Task description = Filter this material down to the lines that hold "Actual", copying each one.

A block of data:

** START **

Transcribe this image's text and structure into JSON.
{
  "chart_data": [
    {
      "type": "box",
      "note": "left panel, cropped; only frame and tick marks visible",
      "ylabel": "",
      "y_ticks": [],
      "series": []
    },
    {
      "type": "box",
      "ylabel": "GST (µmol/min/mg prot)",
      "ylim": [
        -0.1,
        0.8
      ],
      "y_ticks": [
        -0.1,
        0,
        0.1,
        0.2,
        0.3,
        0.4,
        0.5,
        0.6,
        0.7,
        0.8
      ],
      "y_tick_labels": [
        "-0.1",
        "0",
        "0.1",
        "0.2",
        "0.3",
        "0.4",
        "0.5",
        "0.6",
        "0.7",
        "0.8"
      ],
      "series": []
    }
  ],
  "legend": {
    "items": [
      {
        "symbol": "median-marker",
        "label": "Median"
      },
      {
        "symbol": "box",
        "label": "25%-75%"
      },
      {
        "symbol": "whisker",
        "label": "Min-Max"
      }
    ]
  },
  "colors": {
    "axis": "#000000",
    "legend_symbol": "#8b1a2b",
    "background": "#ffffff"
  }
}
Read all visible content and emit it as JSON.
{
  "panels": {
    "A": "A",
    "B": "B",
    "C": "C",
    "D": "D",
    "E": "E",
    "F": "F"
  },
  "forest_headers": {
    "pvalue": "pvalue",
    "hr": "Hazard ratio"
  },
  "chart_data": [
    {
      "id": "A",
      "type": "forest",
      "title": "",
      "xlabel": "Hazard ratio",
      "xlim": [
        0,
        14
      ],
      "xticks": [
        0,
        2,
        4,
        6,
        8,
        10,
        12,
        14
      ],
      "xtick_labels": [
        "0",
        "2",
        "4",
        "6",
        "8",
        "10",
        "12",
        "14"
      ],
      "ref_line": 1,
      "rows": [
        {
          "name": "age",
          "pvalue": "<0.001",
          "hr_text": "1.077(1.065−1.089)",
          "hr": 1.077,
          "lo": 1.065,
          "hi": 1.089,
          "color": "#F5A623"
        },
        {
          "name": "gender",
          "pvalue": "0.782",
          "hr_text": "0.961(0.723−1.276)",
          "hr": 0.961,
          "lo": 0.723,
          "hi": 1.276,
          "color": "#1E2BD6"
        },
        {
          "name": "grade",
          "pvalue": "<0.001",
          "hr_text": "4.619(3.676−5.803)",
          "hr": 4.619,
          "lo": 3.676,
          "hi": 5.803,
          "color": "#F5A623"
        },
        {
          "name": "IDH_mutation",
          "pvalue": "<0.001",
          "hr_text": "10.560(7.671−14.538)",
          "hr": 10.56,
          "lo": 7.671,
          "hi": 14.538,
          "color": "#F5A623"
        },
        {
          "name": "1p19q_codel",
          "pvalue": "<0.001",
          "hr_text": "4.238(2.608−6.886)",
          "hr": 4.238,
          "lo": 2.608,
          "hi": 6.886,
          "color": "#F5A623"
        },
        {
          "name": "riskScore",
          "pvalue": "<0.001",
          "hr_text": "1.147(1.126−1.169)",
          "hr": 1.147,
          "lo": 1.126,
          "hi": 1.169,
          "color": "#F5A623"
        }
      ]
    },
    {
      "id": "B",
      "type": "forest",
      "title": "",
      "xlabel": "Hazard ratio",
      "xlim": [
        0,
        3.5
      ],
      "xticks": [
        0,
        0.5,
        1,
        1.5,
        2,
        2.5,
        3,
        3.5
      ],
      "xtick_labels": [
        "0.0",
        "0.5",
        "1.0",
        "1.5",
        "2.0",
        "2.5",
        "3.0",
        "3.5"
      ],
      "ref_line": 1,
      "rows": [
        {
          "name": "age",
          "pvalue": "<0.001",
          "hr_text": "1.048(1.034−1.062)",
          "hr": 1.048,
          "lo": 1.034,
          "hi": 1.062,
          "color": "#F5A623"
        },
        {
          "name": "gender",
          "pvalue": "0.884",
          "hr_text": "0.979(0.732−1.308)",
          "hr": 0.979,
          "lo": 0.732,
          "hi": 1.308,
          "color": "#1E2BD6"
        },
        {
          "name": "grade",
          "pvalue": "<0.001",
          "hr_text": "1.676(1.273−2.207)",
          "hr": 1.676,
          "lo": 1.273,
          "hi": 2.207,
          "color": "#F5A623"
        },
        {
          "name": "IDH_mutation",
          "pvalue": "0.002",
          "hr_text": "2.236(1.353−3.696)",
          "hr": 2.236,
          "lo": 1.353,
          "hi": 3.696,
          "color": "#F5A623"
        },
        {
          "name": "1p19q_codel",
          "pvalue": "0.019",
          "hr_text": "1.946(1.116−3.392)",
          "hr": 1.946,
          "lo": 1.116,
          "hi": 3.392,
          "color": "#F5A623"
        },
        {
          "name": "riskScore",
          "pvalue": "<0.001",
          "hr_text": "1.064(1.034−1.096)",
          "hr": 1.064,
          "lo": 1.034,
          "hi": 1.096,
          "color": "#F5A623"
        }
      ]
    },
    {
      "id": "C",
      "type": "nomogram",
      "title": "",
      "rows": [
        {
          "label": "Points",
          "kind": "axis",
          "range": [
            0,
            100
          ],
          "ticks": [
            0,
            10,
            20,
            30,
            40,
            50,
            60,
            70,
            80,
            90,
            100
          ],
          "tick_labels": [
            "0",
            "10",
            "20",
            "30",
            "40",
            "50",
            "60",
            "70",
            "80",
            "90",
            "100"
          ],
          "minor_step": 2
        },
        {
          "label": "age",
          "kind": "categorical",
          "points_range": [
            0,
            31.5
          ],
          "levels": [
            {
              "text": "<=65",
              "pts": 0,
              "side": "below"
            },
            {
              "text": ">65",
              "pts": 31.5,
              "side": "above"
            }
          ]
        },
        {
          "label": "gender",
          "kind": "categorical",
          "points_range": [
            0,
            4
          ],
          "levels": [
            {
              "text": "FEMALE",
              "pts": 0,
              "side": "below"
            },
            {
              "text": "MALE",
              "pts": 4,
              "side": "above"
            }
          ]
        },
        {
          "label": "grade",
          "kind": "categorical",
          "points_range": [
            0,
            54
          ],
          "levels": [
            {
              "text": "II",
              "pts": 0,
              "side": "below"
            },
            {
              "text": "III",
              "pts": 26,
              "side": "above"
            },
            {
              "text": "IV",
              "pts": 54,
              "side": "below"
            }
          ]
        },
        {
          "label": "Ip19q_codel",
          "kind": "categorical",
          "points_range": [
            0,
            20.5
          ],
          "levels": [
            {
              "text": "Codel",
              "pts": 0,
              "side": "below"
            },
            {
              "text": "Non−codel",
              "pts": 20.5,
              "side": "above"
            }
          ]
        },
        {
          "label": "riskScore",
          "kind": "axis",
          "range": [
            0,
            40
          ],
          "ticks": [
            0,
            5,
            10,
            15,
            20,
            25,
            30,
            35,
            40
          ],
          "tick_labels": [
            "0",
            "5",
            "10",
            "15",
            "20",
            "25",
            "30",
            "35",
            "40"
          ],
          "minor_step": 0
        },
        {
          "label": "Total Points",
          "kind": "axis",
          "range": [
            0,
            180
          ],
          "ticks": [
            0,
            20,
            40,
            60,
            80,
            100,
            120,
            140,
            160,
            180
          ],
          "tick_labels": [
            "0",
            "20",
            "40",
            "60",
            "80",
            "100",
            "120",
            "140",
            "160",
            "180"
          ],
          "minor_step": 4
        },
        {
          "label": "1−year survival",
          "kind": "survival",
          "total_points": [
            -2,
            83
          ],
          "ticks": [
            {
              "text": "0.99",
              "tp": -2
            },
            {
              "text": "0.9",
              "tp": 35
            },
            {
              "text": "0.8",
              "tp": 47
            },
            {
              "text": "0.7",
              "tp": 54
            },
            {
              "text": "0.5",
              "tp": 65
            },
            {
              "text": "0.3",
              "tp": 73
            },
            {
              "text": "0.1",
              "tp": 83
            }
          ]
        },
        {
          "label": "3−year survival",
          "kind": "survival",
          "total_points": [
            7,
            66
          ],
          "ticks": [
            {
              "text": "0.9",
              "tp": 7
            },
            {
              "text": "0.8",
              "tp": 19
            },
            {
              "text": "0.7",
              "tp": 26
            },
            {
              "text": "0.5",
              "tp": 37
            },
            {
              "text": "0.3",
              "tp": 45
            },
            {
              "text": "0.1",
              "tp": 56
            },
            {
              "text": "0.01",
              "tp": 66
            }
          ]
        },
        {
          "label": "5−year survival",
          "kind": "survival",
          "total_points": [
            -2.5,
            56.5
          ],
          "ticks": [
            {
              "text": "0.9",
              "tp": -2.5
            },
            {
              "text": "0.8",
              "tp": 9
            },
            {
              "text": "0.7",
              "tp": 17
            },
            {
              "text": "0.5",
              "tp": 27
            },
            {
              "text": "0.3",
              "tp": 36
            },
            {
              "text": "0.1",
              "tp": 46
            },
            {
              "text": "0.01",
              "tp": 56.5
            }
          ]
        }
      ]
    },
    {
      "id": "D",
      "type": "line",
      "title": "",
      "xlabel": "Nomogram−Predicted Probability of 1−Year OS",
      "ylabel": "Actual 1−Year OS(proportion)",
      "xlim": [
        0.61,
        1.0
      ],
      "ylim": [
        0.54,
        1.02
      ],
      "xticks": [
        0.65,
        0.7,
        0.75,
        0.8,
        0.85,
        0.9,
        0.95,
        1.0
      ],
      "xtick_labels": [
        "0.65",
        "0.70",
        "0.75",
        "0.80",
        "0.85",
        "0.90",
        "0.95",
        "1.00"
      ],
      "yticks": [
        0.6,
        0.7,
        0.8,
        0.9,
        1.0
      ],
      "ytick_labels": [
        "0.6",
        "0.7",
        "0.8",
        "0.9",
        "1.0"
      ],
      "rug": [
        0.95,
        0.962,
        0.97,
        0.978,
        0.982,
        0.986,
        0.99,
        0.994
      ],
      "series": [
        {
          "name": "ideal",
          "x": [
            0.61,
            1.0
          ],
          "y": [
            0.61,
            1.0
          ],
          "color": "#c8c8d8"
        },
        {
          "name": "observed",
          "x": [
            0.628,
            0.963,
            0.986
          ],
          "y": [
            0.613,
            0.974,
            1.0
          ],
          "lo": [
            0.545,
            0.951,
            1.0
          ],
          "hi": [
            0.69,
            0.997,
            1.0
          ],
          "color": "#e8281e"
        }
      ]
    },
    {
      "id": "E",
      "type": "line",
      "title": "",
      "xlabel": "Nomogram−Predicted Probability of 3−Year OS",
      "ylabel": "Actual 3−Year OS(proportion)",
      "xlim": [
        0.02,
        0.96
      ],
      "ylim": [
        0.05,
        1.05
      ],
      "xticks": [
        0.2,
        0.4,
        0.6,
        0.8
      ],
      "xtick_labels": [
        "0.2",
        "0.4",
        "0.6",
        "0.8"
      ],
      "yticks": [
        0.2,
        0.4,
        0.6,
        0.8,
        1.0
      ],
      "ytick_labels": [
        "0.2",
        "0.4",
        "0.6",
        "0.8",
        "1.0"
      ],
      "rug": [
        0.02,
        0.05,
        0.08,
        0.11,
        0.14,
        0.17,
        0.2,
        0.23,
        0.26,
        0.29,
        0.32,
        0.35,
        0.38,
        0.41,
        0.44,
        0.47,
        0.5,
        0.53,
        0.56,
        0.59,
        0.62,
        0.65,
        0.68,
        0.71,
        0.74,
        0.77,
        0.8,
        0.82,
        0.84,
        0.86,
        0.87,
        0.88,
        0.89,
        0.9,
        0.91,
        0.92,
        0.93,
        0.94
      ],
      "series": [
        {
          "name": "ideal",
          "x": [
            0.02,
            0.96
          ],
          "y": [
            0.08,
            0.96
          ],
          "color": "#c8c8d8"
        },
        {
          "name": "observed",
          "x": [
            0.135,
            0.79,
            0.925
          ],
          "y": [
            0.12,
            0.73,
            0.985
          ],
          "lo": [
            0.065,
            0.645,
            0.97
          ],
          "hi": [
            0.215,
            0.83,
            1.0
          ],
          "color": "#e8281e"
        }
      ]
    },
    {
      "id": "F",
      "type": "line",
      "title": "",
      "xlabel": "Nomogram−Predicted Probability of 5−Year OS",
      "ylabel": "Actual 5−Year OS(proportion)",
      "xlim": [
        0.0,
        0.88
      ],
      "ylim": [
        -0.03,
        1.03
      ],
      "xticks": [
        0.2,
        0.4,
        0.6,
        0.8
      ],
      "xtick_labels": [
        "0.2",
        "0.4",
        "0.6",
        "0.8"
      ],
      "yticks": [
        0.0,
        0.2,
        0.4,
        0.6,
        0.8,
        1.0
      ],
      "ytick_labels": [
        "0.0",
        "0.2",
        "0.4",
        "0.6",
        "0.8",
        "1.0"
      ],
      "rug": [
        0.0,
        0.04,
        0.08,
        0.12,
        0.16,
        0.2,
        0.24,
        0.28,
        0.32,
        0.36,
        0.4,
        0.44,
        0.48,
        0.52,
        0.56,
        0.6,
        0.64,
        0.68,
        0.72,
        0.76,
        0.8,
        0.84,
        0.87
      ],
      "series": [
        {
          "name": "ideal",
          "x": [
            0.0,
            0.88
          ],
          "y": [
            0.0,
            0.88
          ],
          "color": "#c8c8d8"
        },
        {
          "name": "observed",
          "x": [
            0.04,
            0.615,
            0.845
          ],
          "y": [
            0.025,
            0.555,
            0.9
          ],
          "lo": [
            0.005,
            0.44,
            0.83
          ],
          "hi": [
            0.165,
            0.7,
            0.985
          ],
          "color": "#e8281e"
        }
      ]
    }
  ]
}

** END **

Exercise output =
      "ylabel": "Actual 1−Year OS(proportion)",
      "ylabel": "Actual 3−Year OS(proportion)",
      "ylabel": "Actual 5−Year OS(proportion)",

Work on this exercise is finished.